>>

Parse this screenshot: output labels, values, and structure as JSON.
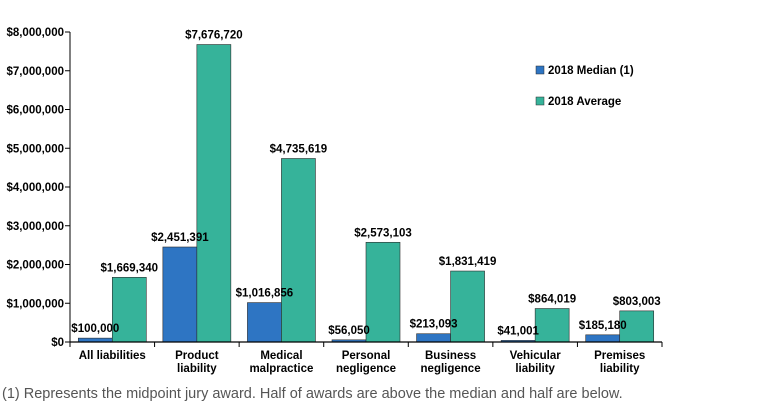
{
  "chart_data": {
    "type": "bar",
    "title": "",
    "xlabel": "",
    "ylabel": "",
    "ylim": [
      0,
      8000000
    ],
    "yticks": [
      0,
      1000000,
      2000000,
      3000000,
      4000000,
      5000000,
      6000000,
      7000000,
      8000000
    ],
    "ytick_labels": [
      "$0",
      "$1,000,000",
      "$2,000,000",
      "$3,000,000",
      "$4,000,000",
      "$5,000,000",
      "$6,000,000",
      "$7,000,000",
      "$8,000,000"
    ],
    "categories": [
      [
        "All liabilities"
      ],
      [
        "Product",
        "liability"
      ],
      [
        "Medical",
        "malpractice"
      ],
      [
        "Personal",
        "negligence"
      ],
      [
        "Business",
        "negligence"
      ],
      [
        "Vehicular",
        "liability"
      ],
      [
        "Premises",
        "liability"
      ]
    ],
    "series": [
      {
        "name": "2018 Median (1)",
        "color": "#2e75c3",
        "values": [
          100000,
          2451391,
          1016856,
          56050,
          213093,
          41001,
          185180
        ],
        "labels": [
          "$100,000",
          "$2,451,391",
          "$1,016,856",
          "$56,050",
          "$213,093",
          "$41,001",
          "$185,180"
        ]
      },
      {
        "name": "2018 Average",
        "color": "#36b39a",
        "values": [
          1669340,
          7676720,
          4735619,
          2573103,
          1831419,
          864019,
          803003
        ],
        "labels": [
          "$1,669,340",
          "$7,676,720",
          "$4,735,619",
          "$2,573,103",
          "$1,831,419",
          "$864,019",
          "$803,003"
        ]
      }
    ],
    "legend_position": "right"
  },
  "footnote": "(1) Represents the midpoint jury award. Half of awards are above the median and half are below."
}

<<

*Problem requirements*
Output the data exactly. Pictures don't belong in the result.

*Exercise solution*
Parse this screenshot: output labels, values, and structure as JSON.
{
  "chart_data": {
    "type": "bar",
    "title": "",
    "xlabel": "",
    "ylabel": "",
    "ylim": [
      0,
      8000000
    ],
    "yticks": [
      0,
      1000000,
      2000000,
      3000000,
      4000000,
      5000000,
      6000000,
      7000000,
      8000000
    ],
    "ytick_labels": [
      "$0",
      "$1,000,000",
      "$2,000,000",
      "$3,000,000",
      "$4,000,000",
      "$5,000,000",
      "$6,000,000",
      "$7,000,000",
      "$8,000,000"
    ],
    "categories": [
      [
        "All liabilities"
      ],
      [
        "Product",
        "liability"
      ],
      [
        "Medical",
        "malpractice"
      ],
      [
        "Personal",
        "negligence"
      ],
      [
        "Business",
        "negligence"
      ],
      [
        "Vehicular",
        "liability"
      ],
      [
        "Premises",
        "liability"
      ]
    ],
    "series": [
      {
        "name": "2018 Median (1)",
        "color": "#2e75c3",
        "values": [
          100000,
          2451391,
          1016856,
          56050,
          213093,
          41001,
          185180
        ],
        "labels": [
          "$100,000",
          "$2,451,391",
          "$1,016,856",
          "$56,050",
          "$213,093",
          "$41,001",
          "$185,180"
        ]
      },
      {
        "name": "2018 Average",
        "color": "#36b39a",
        "values": [
          1669340,
          7676720,
          4735619,
          2573103,
          1831419,
          864019,
          803003
        ],
        "labels": [
          "$1,669,340",
          "$7,676,720",
          "$4,735,619",
          "$2,573,103",
          "$1,831,419",
          "$864,019",
          "$803,003"
        ]
      }
    ],
    "legend_position": "right"
  },
  "footnote": "(1) Represents the midpoint jury award. Half of awards are above the median and half are below."
}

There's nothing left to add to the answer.